**Short task**.
Repeat the records in full and exactly, omitting pictures.

**Information given**.
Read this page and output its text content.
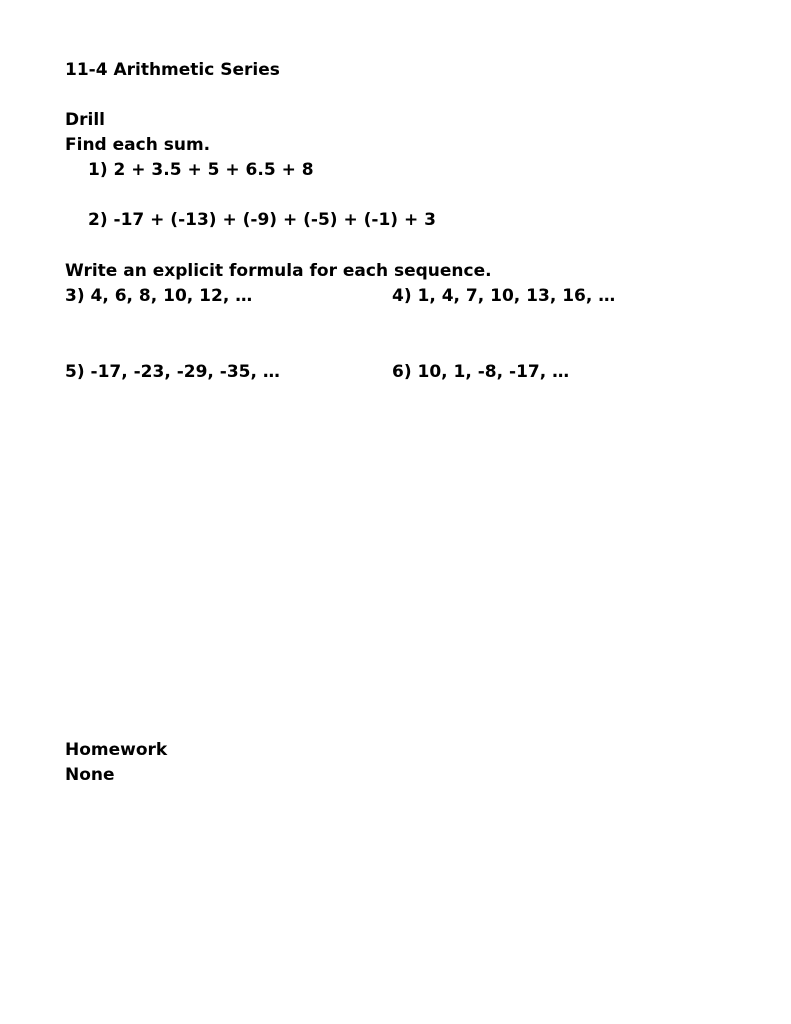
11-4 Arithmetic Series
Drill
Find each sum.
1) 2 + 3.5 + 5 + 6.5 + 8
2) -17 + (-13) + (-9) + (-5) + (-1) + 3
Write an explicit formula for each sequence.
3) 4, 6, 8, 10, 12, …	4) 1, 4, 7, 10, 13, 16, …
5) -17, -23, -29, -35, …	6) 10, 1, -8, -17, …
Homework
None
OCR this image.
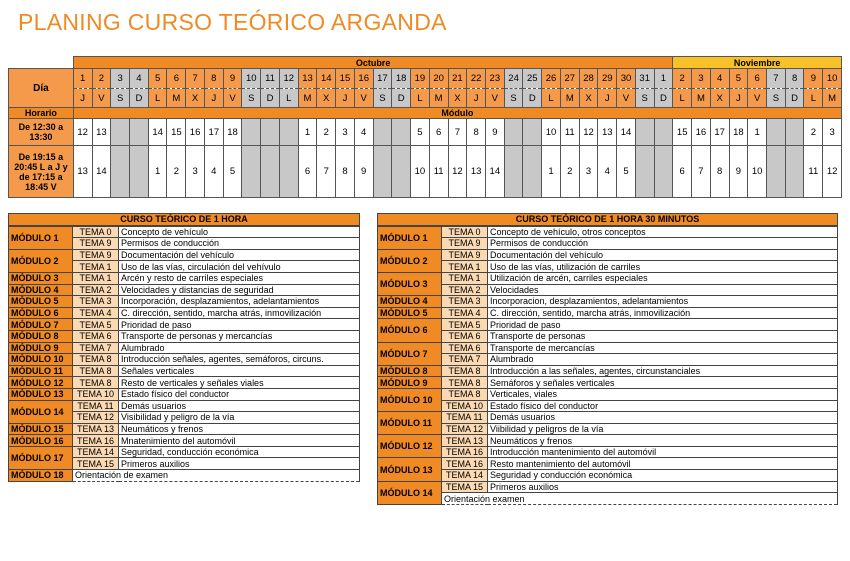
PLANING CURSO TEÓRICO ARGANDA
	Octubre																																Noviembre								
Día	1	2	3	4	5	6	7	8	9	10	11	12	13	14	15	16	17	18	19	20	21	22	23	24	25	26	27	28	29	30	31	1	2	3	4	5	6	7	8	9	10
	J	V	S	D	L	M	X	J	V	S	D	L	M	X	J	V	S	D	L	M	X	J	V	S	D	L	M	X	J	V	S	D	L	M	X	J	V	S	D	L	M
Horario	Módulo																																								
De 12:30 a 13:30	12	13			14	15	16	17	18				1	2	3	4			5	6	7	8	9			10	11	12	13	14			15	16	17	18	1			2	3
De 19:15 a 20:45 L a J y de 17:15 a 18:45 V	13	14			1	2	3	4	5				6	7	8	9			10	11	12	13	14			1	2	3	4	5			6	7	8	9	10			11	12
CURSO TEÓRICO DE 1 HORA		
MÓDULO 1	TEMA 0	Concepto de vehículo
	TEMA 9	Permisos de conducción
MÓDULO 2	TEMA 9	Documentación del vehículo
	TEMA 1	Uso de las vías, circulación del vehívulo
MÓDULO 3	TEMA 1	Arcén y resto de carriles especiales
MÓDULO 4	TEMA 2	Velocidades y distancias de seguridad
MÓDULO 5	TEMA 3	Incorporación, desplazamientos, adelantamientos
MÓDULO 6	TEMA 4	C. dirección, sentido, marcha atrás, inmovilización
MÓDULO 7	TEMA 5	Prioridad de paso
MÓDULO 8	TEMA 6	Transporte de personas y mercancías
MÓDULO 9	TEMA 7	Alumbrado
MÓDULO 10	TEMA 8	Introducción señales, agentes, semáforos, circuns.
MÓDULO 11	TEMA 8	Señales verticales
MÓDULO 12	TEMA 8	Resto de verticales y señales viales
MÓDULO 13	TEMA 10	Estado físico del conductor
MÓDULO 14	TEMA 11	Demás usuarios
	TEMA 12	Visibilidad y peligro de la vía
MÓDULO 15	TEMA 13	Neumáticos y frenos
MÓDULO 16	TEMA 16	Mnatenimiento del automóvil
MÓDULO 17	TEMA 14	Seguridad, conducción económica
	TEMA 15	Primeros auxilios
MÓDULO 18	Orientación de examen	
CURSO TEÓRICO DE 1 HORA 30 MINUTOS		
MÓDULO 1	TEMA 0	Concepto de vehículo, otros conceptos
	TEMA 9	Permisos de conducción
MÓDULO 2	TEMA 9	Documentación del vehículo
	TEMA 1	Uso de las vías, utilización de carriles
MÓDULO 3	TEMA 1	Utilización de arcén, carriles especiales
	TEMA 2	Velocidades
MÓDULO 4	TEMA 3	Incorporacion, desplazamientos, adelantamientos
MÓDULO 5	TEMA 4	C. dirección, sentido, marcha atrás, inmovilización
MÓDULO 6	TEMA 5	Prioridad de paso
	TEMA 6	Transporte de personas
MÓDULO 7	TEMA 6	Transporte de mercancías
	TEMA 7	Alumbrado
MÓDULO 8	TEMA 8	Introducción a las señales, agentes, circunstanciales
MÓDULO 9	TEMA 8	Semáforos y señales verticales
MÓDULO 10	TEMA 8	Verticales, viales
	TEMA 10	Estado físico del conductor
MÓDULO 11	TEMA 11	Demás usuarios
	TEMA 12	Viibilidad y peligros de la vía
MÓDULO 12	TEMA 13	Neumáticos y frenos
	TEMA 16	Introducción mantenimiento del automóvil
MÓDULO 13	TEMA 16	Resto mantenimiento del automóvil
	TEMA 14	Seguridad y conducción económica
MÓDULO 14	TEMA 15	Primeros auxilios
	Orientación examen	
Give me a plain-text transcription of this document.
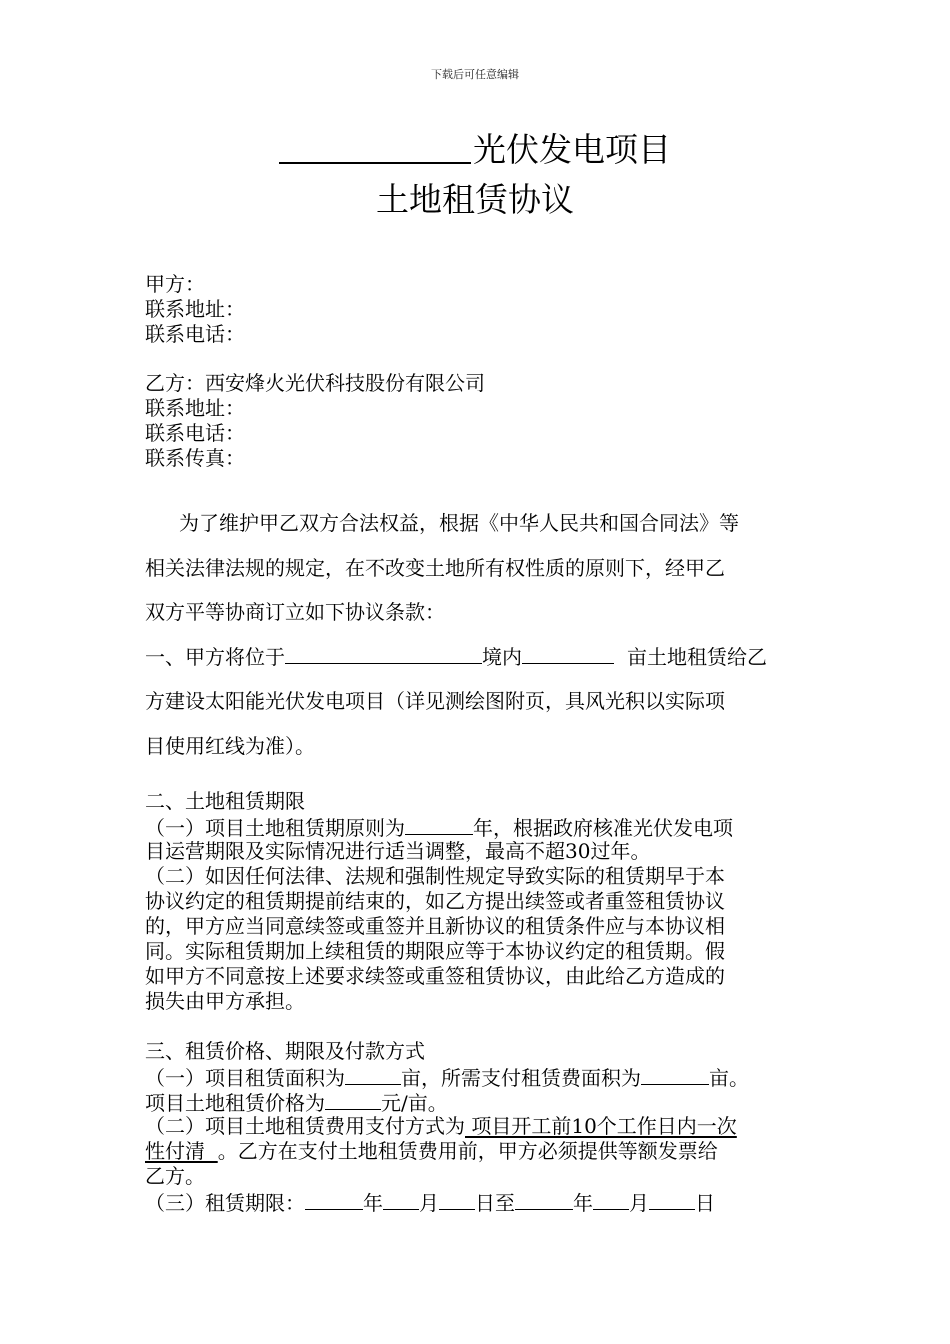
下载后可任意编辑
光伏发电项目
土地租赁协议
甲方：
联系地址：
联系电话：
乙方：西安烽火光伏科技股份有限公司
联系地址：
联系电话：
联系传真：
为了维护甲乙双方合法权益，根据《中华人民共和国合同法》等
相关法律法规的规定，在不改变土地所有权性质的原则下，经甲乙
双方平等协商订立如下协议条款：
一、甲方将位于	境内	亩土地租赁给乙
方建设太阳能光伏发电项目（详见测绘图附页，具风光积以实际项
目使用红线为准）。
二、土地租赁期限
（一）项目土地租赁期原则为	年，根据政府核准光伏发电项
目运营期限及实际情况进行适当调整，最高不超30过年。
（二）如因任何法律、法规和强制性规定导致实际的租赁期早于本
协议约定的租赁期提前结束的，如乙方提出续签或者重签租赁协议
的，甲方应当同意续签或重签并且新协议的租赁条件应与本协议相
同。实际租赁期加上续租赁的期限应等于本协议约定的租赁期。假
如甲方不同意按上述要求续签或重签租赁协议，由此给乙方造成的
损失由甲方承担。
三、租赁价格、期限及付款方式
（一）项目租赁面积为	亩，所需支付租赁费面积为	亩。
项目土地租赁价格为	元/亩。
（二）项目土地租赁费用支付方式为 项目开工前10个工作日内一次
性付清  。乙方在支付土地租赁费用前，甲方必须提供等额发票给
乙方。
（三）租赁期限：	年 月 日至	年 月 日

**Answer to this task**.
Read this page and output its text content.
11-4 Arithmetic Series
Drill
Find each sum.
1) 2 + 3.5 + 5 + 6.5 + 8
2) -17 + (-13) + (-9) + (-5) + (-1) + 3
Write an explicit formula for each sequence.
3) 4, 6, 8, 10, 12, …	4) 1, 4, 7, 10, 13, 16, …
5) -17, -23, -29, -35, …	6) 10, 1, -8, -17, …
Homework
None
OCR this image.
PLANING CURSO TEÓRICO ARGANDA
	Octubre																																Noviembre								
Día	1	2	3	4	5	6	7	8	9	10	11	12	13	14	15	16	17	18	19	20	21	22	23	24	25	26	27	28	29	30	31	1	2	3	4	5	6	7	8	9	10
	J	V	S	D	L	M	X	J	V	S	D	L	M	X	J	V	S	D	L	M	X	J	V	S	D	L	M	X	J	V	S	D	L	M	X	J	V	S	D	L	M
Horario	Módulo																																								
De 12:30 a 13:30	12	13			14	15	16	17	18				1	2	3	4			5	6	7	8	9			10	11	12	13	14			15	16	17	18	1			2	3
De 19:15 a 20:45 L a J y de 17:15 a 18:45 V	13	14			1	2	3	4	5				6	7	8	9			10	11	12	13	14			1	2	3	4	5			6	7	8	9	10			11	12
CURSO TEÓRICO DE 1 HORA		
MÓDULO 1	TEMA 0	Concepto de vehículo
	TEMA 9	Permisos de conducción
MÓDULO 2	TEMA 9	Documentación del vehículo
	TEMA 1	Uso de las vías, circulación del vehívulo
MÓDULO 3	TEMA 1	Arcén y resto de carriles especiales
MÓDULO 4	TEMA 2	Velocidades y distancias de seguridad
MÓDULO 5	TEMA 3	Incorporación, desplazamientos, adelantamientos
MÓDULO 6	TEMA 4	C. dirección, sentido, marcha atrás, inmovilización
MÓDULO 7	TEMA 5	Prioridad de paso
MÓDULO 8	TEMA 6	Transporte de personas y mercancías
MÓDULO 9	TEMA 7	Alumbrado
MÓDULO 10	TEMA 8	Introducción señales, agentes, semáforos, circuns.
MÓDULO 11	TEMA 8	Señales verticales
MÓDULO 12	TEMA 8	Resto de verticales y señales viales
MÓDULO 13	TEMA 10	Estado físico del conductor
MÓDULO 14	TEMA 11	Demás usuarios
	TEMA 12	Visibilidad y peligro de la vía
MÓDULO 15	TEMA 13	Neumáticos y frenos
MÓDULO 16	TEMA 16	Mnatenimiento del automóvil
MÓDULO 17	TEMA 14	Seguridad, conducción económica
	TEMA 15	Primeros auxilios
MÓDULO 18	Orientación de examen	
CURSO TEÓRICO DE 1 HORA 30 MINUTOS		
MÓDULO 1	TEMA 0	Concepto de vehículo, otros conceptos
	TEMA 9	Permisos de conducción
MÓDULO 2	TEMA 9	Documentación del vehículo
	TEMA 1	Uso de las vías, utilización de carriles
MÓDULO 3	TEMA 1	Utilización de arcén, carriles especiales
	TEMA 2	Velocidades
MÓDULO 4	TEMA 3	Incorporacion, desplazamientos, adelantamientos
MÓDULO 5	TEMA 4	C. dirección, sentido, marcha atrás, inmovilización
MÓDULO 6	TEMA 5	Prioridad de paso
	TEMA 6	Transporte de personas
MÓDULO 7	TEMA 6	Transporte de mercancías
	TEMA 7	Alumbrado
MÓDULO 8	TEMA 8	Introducción a las señales, agentes, circunstanciales
MÓDULO 9	TEMA 8	Semáforos y señales verticales
MÓDULO 10	TEMA 8	Verticales, viales
	TEMA 10	Estado físico del conductor
MÓDULO 11	TEMA 11	Demás usuarios
	TEMA 12	Viibilidad y peligros de la vía
MÓDULO 12	TEMA 13	Neumáticos y frenos
	TEMA 16	Introducción mantenimiento del automóvil
MÓDULO 13	TEMA 16	Resto mantenimiento del automóvil
	TEMA 14	Seguridad y conducción económica
MÓDULO 14	TEMA 15	Primeros auxilios
	Orientación examen	
Give me a plain-text transcription of this document.
下载后可任意编辑
光伏发电项目
土地租赁协议
甲方：
联系地址：
联系电话：
乙方：西安烽火光伏科技股份有限公司
联系地址：
联系电话：
联系传真：
为了维护甲乙双方合法权益，根据《中华人民共和国合同法》等
相关法律法规的规定，在不改变土地所有权性质的原则下，经甲乙
双方平等协商订立如下协议条款：
一、甲方将位于	境内	亩土地租赁给乙
方建设太阳能光伏发电项目（详见测绘图附页，具风光积以实际项
目使用红线为准）。
二、土地租赁期限
（一）项目土地租赁期原则为	年，根据政府核准光伏发电项
目运营期限及实际情况进行适当调整，最高不超30过年。
（二）如因任何法律、法规和强制性规定导致实际的租赁期早于本
协议约定的租赁期提前结束的，如乙方提出续签或者重签租赁协议
的，甲方应当同意续签或重签并且新协议的租赁条件应与本协议相
同。实际租赁期加上续租赁的期限应等于本协议约定的租赁期。假
如甲方不同意按上述要求续签或重签租赁协议，由此给乙方造成的
损失由甲方承担。
三、租赁价格、期限及付款方式
（一）项目租赁面积为	亩，所需支付租赁费面积为	亩。
项目土地租赁价格为	元/亩。
（二）项目土地租赁费用支付方式为 项目开工前10个工作日内一次
性付清  。乙方在支付土地租赁费用前，甲方必须提供等额发票给
乙方。
（三）租赁期限：	年 月 日至	年 月 日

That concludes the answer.